##### TEXT BLOCK

All of my production boxes are on SQL Server 2008 (not even R2) and there's no money to upgrade. But I got a 3 CPU VM that management doesn't know about with SQL Server 2017 developer edition (it's free!) tucked away. I did my testing on that.
Earlier this week one of our developers wrote a lot of CROSS JOIN queries and they caused some issues, but I can use a similar query for some good to mostly answer this question. The developer did something like this:
SELECT MIN(t1.high + t2.high)
FROM master..spt_values t1
CROSS JOIN master..spt_values t2
OPTION (MAXDOP 3);
Like I said the query caused all kinds of warning sirens and I had to wake up in the middle of the night. Here's what the query plan looks like on my 2017 "instance":
So I got five operators with the racing arrows which at first makes me think that there are 5 parallel operators in the plan. SQL Server can be tricky though. The nested loop join is actually a parallel operator, so there's a total of 6 parallel operators. With a query MAXDOP of 3, if it worked the way described in your question I'd get 3 * 6 = 18 workers. I can look in the XML of the actual plan to find the following:
<QueryPlan DegreeOfParallelism="3" MemoryGrant="56" CachedPlanSize="32" CompileTime="3" CompileCPU="3" CompileMemory="272">
<ThreadStat Branches="1" UsedThreads="3">
<ThreadReservation NodeId="0" ReservedThreads="3" />
</ThreadStat>
That makes it seem like only 3 threads were used during query execution. Also, I got this query off the internet and ran it while the CROSS JOIN query was executing:
SELECT *
FROM sys.dm_os_tasks d
INNER JOIN sys.dm_exec_sessions s ON d.session_id = s.session_id
WHERE s.is_user_process = 1 AND s.session_id <> @@SPID;
It showed only four rows with exec_context_id values between 0 and 3. So this query, even with many parallel operators, only used three parallel worker threads. It might be true that more complex queries can use more workers than MAXDOP, but I think that it's safe to say that queries don't get MAXDOP workers for each parallel operator.
UPDATE:
I found a trace flag off the internet (don't use in production!) and used it to get another parallel plan:
That one had six parallel worker threads! So it does seem like queries with different patterns can get different worker threads, but it's still not MAXDOP threads for each operator.

##########
##### DATA PROVIDED

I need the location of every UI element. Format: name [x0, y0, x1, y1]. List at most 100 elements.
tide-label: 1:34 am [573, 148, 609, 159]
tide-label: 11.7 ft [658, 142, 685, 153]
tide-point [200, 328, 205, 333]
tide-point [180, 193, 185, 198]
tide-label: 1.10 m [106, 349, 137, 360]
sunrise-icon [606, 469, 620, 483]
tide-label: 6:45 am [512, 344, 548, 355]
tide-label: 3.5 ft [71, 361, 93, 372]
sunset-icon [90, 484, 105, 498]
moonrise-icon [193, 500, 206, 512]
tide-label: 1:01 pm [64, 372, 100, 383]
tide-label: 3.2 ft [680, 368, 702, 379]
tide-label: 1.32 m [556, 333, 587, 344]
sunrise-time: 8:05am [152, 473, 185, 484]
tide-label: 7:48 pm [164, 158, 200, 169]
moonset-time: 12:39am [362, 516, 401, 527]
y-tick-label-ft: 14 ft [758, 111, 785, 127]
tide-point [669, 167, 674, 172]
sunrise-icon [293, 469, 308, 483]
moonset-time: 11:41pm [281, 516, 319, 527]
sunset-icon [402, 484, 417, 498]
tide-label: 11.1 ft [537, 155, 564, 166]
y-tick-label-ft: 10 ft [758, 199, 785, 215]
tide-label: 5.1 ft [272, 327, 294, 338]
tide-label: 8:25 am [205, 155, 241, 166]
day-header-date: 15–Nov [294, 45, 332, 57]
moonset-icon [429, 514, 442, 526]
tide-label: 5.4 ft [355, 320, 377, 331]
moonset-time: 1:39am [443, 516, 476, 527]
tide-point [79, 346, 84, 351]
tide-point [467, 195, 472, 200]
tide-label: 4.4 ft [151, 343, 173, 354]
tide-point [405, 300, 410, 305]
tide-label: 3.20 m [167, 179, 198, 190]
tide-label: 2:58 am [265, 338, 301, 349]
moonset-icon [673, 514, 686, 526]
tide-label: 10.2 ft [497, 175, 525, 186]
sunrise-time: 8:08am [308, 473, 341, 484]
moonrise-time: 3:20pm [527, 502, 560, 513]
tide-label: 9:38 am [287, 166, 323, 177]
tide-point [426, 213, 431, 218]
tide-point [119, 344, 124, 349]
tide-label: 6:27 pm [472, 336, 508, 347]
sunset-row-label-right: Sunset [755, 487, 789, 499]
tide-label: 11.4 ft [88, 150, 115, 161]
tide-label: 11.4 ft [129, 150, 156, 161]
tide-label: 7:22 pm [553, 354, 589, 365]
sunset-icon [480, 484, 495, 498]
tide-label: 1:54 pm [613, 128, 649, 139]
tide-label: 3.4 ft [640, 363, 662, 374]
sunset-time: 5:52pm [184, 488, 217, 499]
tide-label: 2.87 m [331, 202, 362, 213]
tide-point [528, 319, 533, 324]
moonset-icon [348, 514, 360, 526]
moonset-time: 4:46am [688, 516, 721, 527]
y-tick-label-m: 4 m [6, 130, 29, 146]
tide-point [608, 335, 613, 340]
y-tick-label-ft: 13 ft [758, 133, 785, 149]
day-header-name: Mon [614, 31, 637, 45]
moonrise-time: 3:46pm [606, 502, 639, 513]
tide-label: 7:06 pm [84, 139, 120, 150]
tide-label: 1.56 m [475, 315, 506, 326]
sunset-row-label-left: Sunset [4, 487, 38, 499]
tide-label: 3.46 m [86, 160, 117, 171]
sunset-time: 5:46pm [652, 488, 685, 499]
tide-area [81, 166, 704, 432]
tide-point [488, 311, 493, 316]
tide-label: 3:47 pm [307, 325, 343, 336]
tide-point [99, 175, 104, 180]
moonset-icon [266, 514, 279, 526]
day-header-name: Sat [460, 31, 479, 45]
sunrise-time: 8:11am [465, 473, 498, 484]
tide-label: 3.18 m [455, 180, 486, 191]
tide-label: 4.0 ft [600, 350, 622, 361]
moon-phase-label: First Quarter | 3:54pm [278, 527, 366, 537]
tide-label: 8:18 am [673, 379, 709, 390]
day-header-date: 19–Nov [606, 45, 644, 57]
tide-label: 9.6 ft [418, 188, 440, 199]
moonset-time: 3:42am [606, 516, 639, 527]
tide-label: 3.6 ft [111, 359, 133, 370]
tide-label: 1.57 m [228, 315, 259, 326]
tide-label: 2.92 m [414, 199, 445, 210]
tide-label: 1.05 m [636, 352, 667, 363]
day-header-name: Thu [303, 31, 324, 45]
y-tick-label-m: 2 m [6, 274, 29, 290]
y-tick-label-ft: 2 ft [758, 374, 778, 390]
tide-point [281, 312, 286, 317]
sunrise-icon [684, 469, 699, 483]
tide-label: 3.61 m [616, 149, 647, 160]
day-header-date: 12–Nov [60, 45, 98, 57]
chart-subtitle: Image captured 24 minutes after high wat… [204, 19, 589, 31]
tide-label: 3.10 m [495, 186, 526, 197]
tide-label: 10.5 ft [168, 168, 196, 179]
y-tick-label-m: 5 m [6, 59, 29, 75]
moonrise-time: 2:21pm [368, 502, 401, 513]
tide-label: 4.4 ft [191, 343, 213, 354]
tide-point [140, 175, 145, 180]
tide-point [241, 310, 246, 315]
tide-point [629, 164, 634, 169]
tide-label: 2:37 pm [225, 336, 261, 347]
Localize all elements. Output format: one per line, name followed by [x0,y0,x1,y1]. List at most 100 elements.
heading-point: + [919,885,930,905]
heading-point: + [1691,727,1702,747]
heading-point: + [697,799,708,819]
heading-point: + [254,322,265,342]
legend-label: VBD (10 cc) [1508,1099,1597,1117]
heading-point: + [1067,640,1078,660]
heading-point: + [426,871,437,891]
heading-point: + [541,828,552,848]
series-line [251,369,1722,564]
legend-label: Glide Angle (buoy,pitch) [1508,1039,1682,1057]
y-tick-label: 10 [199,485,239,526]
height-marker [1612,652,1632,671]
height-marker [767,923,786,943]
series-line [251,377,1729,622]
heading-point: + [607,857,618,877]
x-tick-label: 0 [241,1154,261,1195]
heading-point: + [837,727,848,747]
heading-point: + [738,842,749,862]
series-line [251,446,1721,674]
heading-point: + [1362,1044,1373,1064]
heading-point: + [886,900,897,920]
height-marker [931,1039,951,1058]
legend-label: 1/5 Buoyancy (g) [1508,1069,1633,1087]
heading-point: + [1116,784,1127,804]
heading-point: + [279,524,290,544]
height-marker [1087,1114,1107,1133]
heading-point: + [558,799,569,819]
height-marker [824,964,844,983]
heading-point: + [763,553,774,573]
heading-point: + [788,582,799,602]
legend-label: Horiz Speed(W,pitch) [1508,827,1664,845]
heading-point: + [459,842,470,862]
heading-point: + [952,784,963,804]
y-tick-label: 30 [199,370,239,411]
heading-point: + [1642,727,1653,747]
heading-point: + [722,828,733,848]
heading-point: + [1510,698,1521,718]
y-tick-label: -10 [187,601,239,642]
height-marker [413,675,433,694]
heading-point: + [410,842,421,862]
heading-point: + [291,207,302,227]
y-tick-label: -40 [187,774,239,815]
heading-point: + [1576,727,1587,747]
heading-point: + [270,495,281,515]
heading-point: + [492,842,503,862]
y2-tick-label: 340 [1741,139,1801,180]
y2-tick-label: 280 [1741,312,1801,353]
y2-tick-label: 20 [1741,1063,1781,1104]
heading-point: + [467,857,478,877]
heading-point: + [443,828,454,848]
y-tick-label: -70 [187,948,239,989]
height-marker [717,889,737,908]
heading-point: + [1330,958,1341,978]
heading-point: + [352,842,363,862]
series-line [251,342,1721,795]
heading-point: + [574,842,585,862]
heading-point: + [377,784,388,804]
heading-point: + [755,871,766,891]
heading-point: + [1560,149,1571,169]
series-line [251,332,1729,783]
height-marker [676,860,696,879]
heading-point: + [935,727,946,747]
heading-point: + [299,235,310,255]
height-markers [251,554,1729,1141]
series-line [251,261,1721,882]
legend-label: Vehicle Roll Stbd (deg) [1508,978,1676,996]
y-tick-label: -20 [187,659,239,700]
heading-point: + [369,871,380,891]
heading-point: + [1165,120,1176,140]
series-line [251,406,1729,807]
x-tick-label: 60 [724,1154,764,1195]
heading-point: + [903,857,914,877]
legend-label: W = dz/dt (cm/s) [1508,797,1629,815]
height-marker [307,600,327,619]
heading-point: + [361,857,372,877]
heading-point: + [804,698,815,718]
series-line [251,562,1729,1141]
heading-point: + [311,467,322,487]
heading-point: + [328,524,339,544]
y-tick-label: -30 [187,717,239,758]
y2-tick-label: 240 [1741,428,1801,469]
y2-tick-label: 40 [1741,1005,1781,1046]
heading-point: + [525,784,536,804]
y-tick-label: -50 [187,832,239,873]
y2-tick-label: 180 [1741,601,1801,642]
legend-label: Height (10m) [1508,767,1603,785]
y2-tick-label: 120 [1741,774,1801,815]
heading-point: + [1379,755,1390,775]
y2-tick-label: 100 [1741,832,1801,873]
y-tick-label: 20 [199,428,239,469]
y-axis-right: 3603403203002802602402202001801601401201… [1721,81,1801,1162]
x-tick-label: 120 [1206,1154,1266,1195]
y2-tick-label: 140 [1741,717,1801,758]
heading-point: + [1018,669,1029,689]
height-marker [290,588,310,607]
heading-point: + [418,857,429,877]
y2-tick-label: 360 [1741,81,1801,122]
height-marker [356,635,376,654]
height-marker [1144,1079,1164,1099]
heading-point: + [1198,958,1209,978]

##########

Please answer these questions from the SQL Server parallelism post:
(a) Which version and edition of SQL Server ran on the VM used for testing?
(b) How many rows did the sys.dm_os_tasks query show while the CROSS JOIN query was executing?
(c) How many parallel worker threads did the plan obtained with the trace flag have?

(a) SQL Server 2017 developer edition
(b) Four
(c) Six